Items from a data source

= = =

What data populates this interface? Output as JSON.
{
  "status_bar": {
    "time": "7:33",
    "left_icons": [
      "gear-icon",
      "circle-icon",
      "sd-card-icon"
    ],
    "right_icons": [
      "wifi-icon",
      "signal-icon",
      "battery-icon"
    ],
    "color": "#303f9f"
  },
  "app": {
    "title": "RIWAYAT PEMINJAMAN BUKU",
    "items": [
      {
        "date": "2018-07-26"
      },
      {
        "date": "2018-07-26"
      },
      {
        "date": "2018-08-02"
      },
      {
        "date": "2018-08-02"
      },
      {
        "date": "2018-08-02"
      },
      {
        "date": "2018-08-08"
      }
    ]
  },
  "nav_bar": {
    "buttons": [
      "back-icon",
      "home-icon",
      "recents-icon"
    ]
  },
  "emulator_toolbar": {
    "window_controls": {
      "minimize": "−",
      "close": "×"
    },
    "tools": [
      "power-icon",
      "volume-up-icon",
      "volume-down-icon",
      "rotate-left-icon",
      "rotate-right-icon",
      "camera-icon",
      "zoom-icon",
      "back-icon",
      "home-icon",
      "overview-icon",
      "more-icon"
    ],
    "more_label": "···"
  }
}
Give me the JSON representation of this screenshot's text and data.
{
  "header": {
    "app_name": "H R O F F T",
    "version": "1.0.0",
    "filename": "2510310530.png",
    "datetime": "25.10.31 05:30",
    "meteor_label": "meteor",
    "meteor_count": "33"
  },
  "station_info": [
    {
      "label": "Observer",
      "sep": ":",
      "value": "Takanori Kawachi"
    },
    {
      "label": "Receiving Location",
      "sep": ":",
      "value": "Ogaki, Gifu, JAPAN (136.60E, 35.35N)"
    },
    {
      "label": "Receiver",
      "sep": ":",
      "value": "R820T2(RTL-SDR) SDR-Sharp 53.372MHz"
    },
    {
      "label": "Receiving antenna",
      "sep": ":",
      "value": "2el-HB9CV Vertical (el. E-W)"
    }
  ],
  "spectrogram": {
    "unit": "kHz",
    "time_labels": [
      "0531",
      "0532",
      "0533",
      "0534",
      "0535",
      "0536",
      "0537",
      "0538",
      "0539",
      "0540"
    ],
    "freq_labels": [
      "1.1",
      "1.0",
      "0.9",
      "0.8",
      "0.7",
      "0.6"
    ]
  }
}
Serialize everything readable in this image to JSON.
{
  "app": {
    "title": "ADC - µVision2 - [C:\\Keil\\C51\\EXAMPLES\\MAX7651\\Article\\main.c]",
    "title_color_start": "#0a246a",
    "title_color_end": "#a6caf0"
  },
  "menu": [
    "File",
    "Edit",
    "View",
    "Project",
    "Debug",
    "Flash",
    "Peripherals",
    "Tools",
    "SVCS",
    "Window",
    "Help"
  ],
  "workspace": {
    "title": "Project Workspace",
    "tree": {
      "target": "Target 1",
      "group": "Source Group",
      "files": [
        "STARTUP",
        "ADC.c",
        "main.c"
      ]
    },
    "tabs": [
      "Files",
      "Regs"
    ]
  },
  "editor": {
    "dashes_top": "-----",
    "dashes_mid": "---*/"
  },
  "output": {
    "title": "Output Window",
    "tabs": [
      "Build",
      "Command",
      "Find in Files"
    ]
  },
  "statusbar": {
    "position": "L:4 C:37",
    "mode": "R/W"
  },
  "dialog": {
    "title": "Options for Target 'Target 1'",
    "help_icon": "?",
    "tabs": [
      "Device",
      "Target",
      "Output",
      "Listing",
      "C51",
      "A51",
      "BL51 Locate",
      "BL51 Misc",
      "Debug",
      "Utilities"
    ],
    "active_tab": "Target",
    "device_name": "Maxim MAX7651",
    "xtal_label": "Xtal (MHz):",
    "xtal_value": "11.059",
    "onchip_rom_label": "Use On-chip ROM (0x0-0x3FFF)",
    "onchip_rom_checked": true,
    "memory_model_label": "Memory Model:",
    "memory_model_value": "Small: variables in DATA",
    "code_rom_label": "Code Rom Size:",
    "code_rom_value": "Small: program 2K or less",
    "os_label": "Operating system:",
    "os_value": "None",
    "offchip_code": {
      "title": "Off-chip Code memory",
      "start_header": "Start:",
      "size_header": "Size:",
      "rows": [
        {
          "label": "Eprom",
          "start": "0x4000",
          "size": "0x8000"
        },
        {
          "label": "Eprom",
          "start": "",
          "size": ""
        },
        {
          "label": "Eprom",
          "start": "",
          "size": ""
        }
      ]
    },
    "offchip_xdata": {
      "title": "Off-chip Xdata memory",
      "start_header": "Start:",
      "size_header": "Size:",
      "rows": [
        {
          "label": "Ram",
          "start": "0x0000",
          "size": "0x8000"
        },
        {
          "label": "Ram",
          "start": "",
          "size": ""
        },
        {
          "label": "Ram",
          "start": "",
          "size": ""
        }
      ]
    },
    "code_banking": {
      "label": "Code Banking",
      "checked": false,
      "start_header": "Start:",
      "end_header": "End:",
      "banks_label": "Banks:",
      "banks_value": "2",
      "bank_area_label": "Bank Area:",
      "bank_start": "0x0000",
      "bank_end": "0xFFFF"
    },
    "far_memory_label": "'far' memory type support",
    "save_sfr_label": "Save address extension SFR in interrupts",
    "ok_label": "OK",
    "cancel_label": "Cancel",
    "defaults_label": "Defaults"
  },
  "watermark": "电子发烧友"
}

= = =

From the entries above, copy each line holding "Receiving".

• [Result for this exercise]
      "label": "Receiving Location",
      "label": "Receiving antenna",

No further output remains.